Ce blog est un journal. Il se veut donc être une mémoire. C’est la raison pour laquelle je tenais à évoquer l’ouragan qui a ravagé les îles de Saint Barthélémy et de Saint Martin aux Antilles.
L’ouragan s’est produit le 7 décembre 2017.

Le thème ne nous renseigne pas beaucoup sur les causes de cet ouragan, bien qu’il soit probablement lié à la conjonction Mercure/Mars sur le point d’éclipse.
En revanche, la position de Cérès, exactement sur le MC est plus qu’intéressante. Cérès, vous le savez maintenant pour l’avoir écrit de nombreuses fois, est la planète du sacrifice. Et Jupiter, par son carré exact, amplifie le phénomène.

Données de compréhension de documents >>

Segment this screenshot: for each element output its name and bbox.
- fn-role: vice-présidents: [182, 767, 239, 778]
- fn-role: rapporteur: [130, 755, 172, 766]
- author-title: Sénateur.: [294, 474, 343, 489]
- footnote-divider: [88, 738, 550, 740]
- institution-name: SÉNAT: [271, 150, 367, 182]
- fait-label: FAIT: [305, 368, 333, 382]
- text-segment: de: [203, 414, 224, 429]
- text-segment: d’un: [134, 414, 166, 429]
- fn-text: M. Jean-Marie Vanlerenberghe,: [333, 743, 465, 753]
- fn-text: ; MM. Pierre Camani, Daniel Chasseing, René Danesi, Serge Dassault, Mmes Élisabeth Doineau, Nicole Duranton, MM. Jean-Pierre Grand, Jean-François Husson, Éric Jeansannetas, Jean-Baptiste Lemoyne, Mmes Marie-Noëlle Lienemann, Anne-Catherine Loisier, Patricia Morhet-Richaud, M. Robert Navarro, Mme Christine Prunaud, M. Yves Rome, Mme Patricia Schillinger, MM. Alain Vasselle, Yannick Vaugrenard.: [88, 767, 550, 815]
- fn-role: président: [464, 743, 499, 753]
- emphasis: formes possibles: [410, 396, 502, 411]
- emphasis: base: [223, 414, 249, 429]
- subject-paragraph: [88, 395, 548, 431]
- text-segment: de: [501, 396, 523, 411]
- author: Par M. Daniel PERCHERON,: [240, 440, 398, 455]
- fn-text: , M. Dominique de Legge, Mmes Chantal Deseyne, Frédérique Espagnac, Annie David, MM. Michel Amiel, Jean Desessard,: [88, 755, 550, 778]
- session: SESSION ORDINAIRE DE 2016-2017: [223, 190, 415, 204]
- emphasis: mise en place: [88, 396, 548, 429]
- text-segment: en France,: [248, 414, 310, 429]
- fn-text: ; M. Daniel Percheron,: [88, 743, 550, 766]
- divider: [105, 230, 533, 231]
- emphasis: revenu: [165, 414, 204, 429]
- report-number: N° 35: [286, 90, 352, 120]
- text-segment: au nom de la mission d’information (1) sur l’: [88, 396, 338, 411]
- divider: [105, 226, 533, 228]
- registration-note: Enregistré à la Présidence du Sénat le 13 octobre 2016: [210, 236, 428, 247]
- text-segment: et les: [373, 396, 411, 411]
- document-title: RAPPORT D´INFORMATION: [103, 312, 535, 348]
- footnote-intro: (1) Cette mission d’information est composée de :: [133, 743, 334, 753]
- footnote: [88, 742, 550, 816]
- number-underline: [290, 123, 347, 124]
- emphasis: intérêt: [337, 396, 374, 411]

CONSIGNE >>
Relevez tous les astres désignés par leur nom dans le texte sur l'ouragan aux Antilles.

CORRIGÉ >>
Mercure, Mars, Cérès, Jupiter.